#### [MATERIAL PROVIDED]
-- START --

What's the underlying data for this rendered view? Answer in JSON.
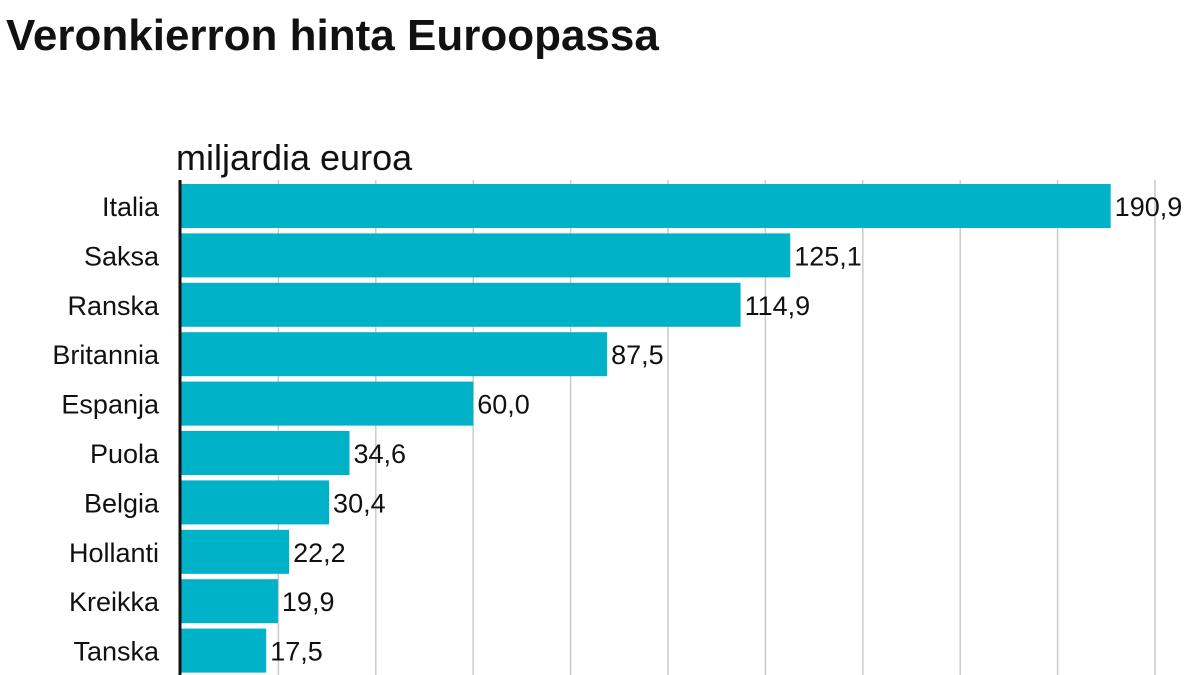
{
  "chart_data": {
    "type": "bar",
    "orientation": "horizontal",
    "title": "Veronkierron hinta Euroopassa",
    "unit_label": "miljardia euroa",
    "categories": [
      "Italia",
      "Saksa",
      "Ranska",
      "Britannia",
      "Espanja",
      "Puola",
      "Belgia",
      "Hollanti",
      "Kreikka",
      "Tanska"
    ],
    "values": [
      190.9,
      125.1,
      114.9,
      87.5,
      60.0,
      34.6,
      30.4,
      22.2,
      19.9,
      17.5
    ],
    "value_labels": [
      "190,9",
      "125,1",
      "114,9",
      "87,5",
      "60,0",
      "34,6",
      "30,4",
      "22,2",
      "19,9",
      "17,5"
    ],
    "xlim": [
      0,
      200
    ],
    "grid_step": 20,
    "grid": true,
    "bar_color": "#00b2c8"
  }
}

-- END --

#### [TASK DESCRIPTION]
Omit pictures; set down the rest of the material word for word.

#### [RESPONSE TO THIS EXERCISE]
What's the underlying data for this rendered view? Answer in JSON.
{
  "chart_data": {
    "type": "bar",
    "orientation": "horizontal",
    "title": "Veronkierron hinta Euroopassa",
    "unit_label": "miljardia euroa",
    "categories": [
      "Italia",
      "Saksa",
      "Ranska",
      "Britannia",
      "Espanja",
      "Puola",
      "Belgia",
      "Hollanti",
      "Kreikka",
      "Tanska"
    ],
    "values": [
      190.9,
      125.1,
      114.9,
      87.5,
      60.0,
      34.6,
      30.4,
      22.2,
      19.9,
      17.5
    ],
    "value_labels": [
      "190,9",
      "125,1",
      "114,9",
      "87,5",
      "60,0",
      "34,6",
      "30,4",
      "22,2",
      "19,9",
      "17,5"
    ],
    "xlim": [
      0,
      200
    ],
    "grid_step": 20,
    "grid": true,
    "bar_color": "#00b2c8"
  }
}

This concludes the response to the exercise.